-- What you have to do --
Note each line where "this" appears, and copy it.

-- Information supplied --
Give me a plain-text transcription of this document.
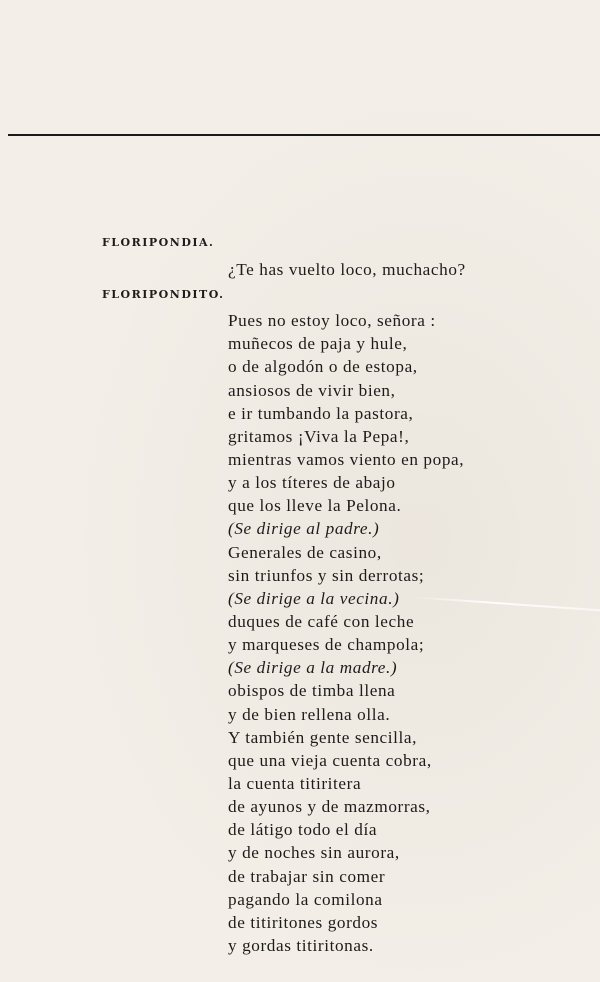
FLORIPONDIA.
FLORIPONDITO.
¿Te has vuelto loco, muchacho?
Pues no estoy loco, señora :
muñecos de paja y hule,
o de algodón o de estopa,
ansiosos de vivir bien,
e ir tumbando la pastora,
gritamos ¡Viva la Pepa!,
mientras vamos viento en popa,
y a los títeres de abajo
que los lleve la Pelona.
(Se dirige al padre.)
Generales de casino,
sin triunfos y sin derrotas;
(Se dirige a la vecina.)
duques de café con leche
y marqueses de champola;
(Se dirige a la madre.)
obispos de timba llena
y de bien rellena olla.
Y también gente sencilla,
que una vieja cuenta cobra,
la cuenta titiritera
de ayunos y de mazmorras,
de látigo todo el día
y de noches sin aurora,
de trabajar sin comer
pagando la comilona
de titiritones gordos
y gordas titiritonas.
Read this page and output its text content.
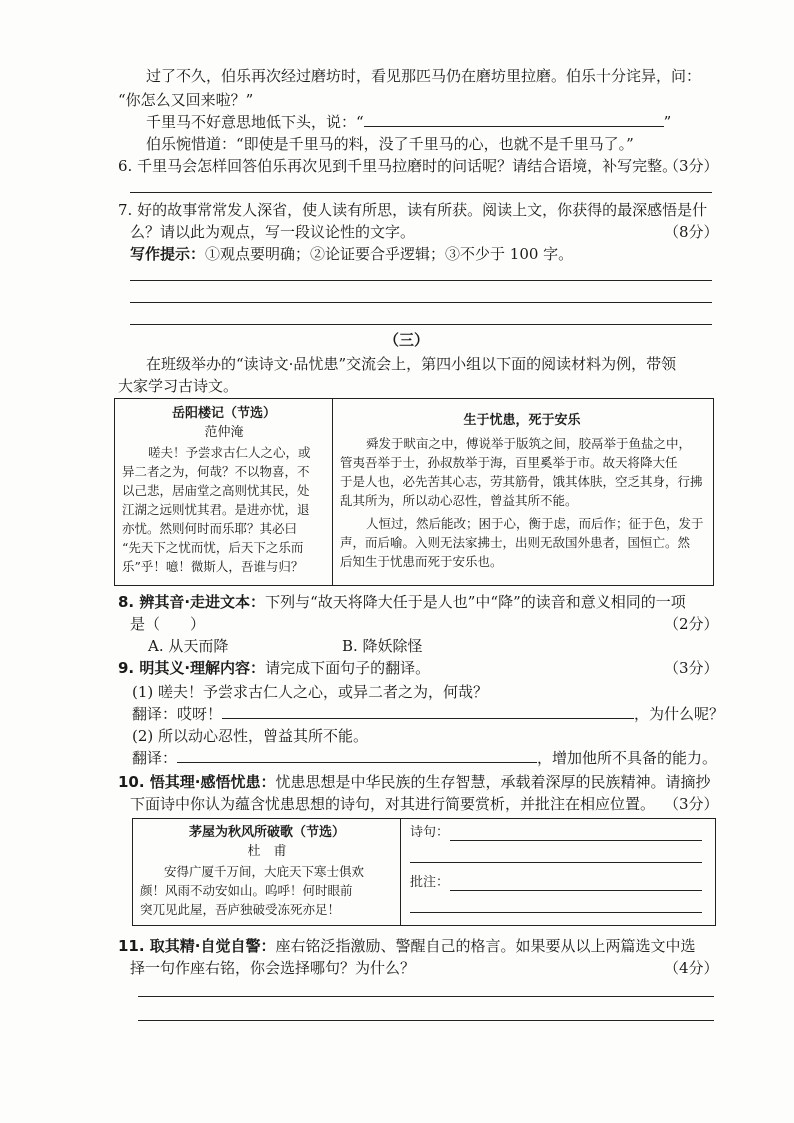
过了不久，伯乐再次经过磨坊时，看见那匹马仍在磨坊里拉磨。伯乐十分诧异，问：
“你怎么又回来啦？”
千里马不好意思地低下头，说：“	”
伯乐惋惜道：“即使是千里马的料，没了千里马的心，也就不是千里马了。”
6. 千里马会怎样回答伯乐再次见到千里马拉磨时的问话呢？请结合语境，补写完整。
（3分）
7. 好的故事常常发人深省，使人读有所思，读有所获。阅读上文，你获得的最深感悟是什
么？请以此为观点，写一段议论性的文字。	（8分）
写作提示：①观点要明确；②论证要合乎逻辑；③不少于 100 字。
（三）
在班级举办的“读诗文·品忧患”交流会上，第四小组以下面的阅读材料为例，带领
大家学习古诗文。
岳阳楼记（节选）
范仲淹
嗟夫！予尝求古仁人之心，或
异二者之为，何哉？不以物喜，不
以己悲，居庙堂之高则忧其民，处
江湖之远则忧其君。是进亦忧，退
亦忧。然则何时而乐耶？其必曰
“先天下之忧而忧，后天下之乐而
乐”乎！噫！微斯人，吾谁与归？
生于忧患，死于安乐
舜发于畎亩之中，傅说举于版筑之间，胶鬲举于鱼盐之中，
管夷吾举于士，孙叔敖举于海，百里奚举于市。故天将降大任
于是人也，必先苦其心志，劳其筋骨，饿其体肤，空乏其身，行拂
乱其所为，所以动心忍性，曾益其所不能。
人恒过，然后能改；困于心，衡于虑，而后作；征于色，发于
声，而后喻。入则无法家拂士，出则无敌国外患者，国恒亡。然
后知生于忧患而死于安乐也。
8. 辨其音·走进文本：下列与“故天将降大任于是人也”中“降”的读音和意义相同的一项
是（　　）	（2分）
A. 从天而降	B. 降妖除怪
9. 明其义·理解内容：请完成下面句子的翻译。	（3分）
(1) 嗟夫！予尝求古仁人之心，或异二者之为，何哉？
翻译：哎呀！	，为什么呢？
(2) 所以动心忍性，曾益其所不能。
翻译：	，增加他所不具备的能力。
10. 悟其理·感悟忧患：忧患思想是中华民族的生存智慧，承载着深厚的民族精神。请摘抄
下面诗中你认为蕴含忧患思想的诗句，对其进行简要赏析，并批注在相应位置。 （3分）
茅屋为秋风所破歌（节选）
杜　甫
安得广厦千万间，大庇天下寒士俱欢
颜！风雨不动安如山。呜呼！何时眼前
突兀见此屋，吾庐独破受冻死亦足！
诗句：
批注：
11. 取其精·自觉自警：座右铭泛指激励、警醒自己的格言。如果要从以上两篇选文中选
择一句作座右铭，你会选择哪句？为什么？	（4分）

-- Problem solution --
Give me a plain-text transcription of this document.
Read this page and output its text content.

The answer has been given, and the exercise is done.